Data records:
★ ★ ★ ★ ★

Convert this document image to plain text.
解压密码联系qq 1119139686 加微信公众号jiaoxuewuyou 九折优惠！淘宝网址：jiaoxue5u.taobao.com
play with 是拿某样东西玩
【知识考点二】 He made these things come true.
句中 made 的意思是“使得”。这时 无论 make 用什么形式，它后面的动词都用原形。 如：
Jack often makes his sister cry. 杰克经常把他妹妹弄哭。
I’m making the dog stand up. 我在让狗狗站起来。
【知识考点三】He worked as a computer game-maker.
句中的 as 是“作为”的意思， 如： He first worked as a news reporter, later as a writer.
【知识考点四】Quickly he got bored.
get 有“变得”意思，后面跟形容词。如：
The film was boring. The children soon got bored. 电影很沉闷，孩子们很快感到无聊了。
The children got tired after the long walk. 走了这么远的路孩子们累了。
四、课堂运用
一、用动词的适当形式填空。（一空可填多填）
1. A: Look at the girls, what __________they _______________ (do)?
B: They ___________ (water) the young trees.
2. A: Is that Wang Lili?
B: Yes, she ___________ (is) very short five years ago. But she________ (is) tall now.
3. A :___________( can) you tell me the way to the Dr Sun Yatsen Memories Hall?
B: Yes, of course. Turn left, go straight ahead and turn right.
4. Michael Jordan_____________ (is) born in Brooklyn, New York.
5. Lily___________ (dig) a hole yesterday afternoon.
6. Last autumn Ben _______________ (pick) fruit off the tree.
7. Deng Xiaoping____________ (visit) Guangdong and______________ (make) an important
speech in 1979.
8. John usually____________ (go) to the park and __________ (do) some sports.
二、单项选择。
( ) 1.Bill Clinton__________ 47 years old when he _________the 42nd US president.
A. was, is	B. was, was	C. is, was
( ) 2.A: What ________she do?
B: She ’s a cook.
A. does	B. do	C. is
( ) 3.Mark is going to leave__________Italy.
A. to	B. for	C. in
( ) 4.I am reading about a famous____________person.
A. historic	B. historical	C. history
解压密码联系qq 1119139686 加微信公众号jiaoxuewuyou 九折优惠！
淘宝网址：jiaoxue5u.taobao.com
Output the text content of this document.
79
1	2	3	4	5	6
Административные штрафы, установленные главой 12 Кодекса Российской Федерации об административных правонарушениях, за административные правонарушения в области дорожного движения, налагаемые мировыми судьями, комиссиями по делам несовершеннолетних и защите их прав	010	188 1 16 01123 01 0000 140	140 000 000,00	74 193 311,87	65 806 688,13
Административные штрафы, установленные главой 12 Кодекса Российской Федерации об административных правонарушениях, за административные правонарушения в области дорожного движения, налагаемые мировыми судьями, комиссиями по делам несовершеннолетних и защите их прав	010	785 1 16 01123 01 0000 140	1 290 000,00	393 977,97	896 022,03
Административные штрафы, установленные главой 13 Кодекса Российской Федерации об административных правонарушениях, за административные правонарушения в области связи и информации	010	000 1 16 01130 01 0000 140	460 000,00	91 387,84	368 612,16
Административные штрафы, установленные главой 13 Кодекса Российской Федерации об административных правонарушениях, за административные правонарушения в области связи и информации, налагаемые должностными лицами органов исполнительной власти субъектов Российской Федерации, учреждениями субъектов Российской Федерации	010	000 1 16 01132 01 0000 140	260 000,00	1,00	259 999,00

★ ★ ★ ★ ★

**EXERCISE:**
Return all of the entries exactly as written.

**TASK ANSWER:**
Convert this document image to plain text.
解压密码联系qq 1119139686 加微信公众号jiaoxuewuyou 九折优惠！淘宝网址：jiaoxue5u.taobao.com
play with 是拿某样东西玩
【知识考点二】 He made these things come true.
句中 made 的意思是“使得”。这时 无论 make 用什么形式，它后面的动词都用原形。 如：
Jack often makes his sister cry. 杰克经常把他妹妹弄哭。
I’m making the dog stand up. 我在让狗狗站起来。
【知识考点三】He worked as a computer game-maker.
句中的 as 是“作为”的意思， 如： He first worked as a news reporter, later as a writer.
【知识考点四】Quickly he got bored.
get 有“变得”意思，后面跟形容词。如：
The film was boring. The children soon got bored. 电影很沉闷，孩子们很快感到无聊了。
The children got tired after the long walk. 走了这么远的路孩子们累了。
四、课堂运用
一、用动词的适当形式填空。（一空可填多填）
1. A: Look at the girls, what __________they _______________ (do)?
B: They ___________ (water) the young trees.
2. A: Is that Wang Lili?
B: Yes, she ___________ (is) very short five years ago. But she________ (is) tall now.
3. A :___________( can) you tell me the way to the Dr Sun Yatsen Memories Hall?
B: Yes, of course. Turn left, go straight ahead and turn right.
4. Michael Jordan_____________ (is) born in Brooklyn, New York.
5. Lily___________ (dig) a hole yesterday afternoon.
6. Last autumn Ben _______________ (pick) fruit off the tree.
7. Deng Xiaoping____________ (visit) Guangdong and______________ (make) an important
speech in 1979.
8. John usually____________ (go) to the park and __________ (do) some sports.
二、单项选择。
( ) 1.Bill Clinton__________ 47 years old when he _________the 42nd US president.
A. was, is	B. was, was	C. is, was
( ) 2.A: What ________she do?
B: She ’s a cook.
A. does	B. do	C. is
( ) 3.Mark is going to leave__________Italy.
A. to	B. for	C. in
( ) 4.I am reading about a famous____________person.
A. historic	B. historical	C. history
解压密码联系qq 1119139686 加微信公众号jiaoxuewuyou 九折优惠！
淘宝网址：jiaoxue5u.taobao.com
Output the text content of this document.
79
1	2	3	4	5	6
Административные штрафы, установленные главой 12 Кодекса Российской Федерации об административных правонарушениях, за административные правонарушения в области дорожного движения, налагаемые мировыми судьями, комиссиями по делам несовершеннолетних и защите их прав	010	188 1 16 01123 01 0000 140	140 000 000,00	74 193 311,87	65 806 688,13
Административные штрафы, установленные главой 12 Кодекса Российской Федерации об административных правонарушениях, за административные правонарушения в области дорожного движения, налагаемые мировыми судьями, комиссиями по делам несовершеннолетних и защите их прав	010	785 1 16 01123 01 0000 140	1 290 000,00	393 977,97	896 022,03
Административные штрафы, установленные главой 13 Кодекса Российской Федерации об административных правонарушениях, за административные правонарушения в области связи и информации	010	000 1 16 01130 01 0000 140	460 000,00	91 387,84	368 612,16
Административные штрафы, установленные главой 13 Кодекса Российской Федерации об административных правонарушениях, за административные правонарушения в области связи и информации, налагаемые должностными лицами органов исполнительной власти субъектов Российской Федерации, учреждениями субъектов Российской Федерации	010	000 1 16 01132 01 0000 140	260 000,00	1,00	259 999,00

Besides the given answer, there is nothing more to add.